Short task:
Copy out each line exactly; pictures stay out of the copy.

:: Data

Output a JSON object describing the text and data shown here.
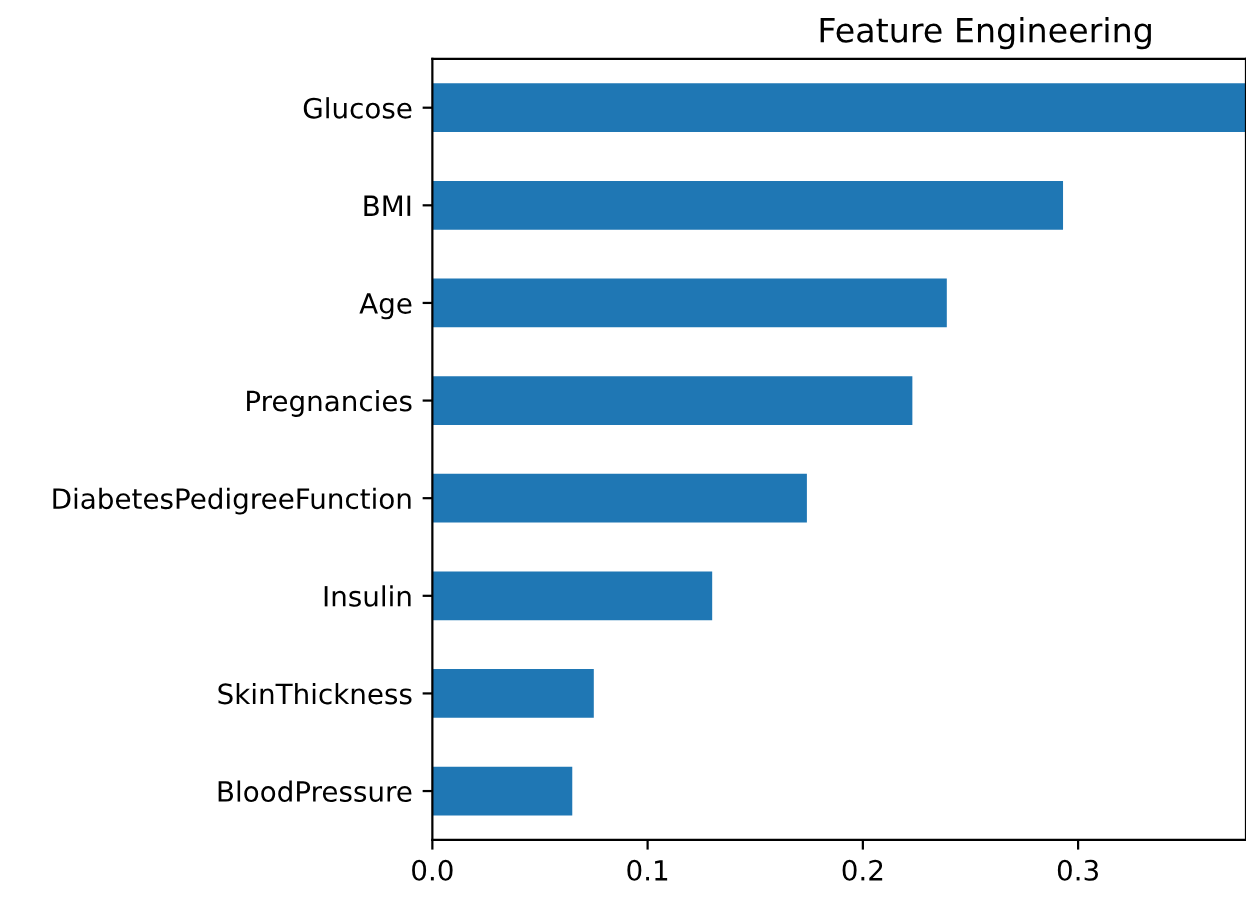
{
  "chart_data": {
    "type": "bar",
    "orientation": "horizontal",
    "title": "Feature Engineering",
    "categories": [
      "Glucose",
      "BMI",
      "Age",
      "Pregnancies",
      "DiabetesPedigreeFunction",
      "Insulin",
      "SkinThickness",
      "BloodPressure"
    ],
    "values": [
      0.378,
      0.293,
      0.239,
      0.223,
      0.174,
      0.13,
      0.075,
      0.065
    ],
    "color": "#1f77b4",
    "xlim": [
      0,
      0.378
    ],
    "xticks": [
      {
        "value": 0,
        "label": "0.0"
      },
      {
        "value": 0.1,
        "label": "0.1"
      },
      {
        "value": 0.2,
        "label": "0.2"
      },
      {
        "value": 0.3,
        "label": "0.3"
      }
    ],
    "grid": false,
    "legend": false
  }
}
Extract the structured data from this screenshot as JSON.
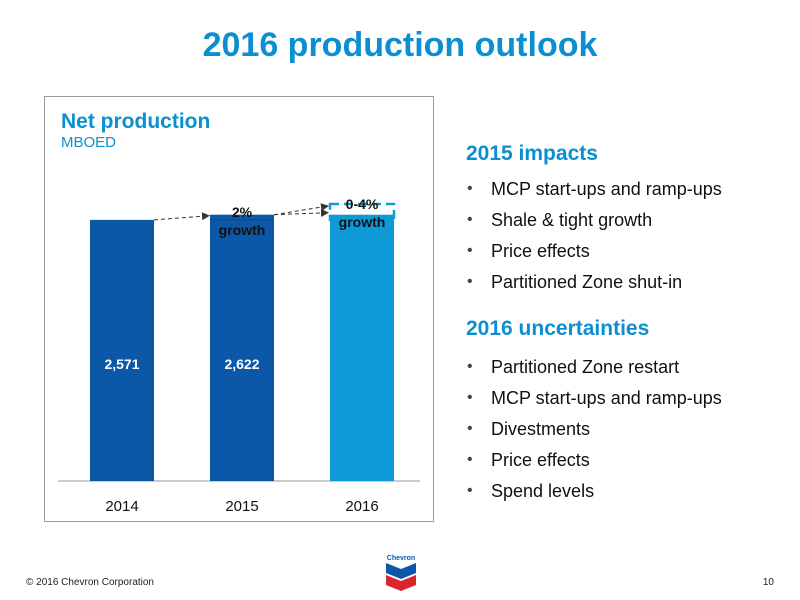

::::

Answer to this task:
Output a JSON object describing the text and data shown here.
{
  "chart_data": {
    "type": "bar",
    "orientation": "horizontal",
    "title": "Feature Engineering",
    "categories": [
      "Glucose",
      "BMI",
      "Age",
      "Pregnancies",
      "DiabetesPedigreeFunction",
      "Insulin",
      "SkinThickness",
      "BloodPressure"
    ],
    "values": [
      0.378,
      0.293,
      0.239,
      0.223,
      0.174,
      0.13,
      0.075,
      0.065
    ],
    "color": "#1f77b4",
    "xlim": [
      0,
      0.378
    ],
    "xticks": [
      {
        "value": 0,
        "label": "0.0"
      },
      {
        "value": 0.1,
        "label": "0.1"
      },
      {
        "value": 0.2,
        "label": "0.2"
      },
      {
        "value": 0.3,
        "label": "0.3"
      }
    ],
    "grid": false,
    "legend": false
  }
}
Extract the structured data from this screenshot as JSON.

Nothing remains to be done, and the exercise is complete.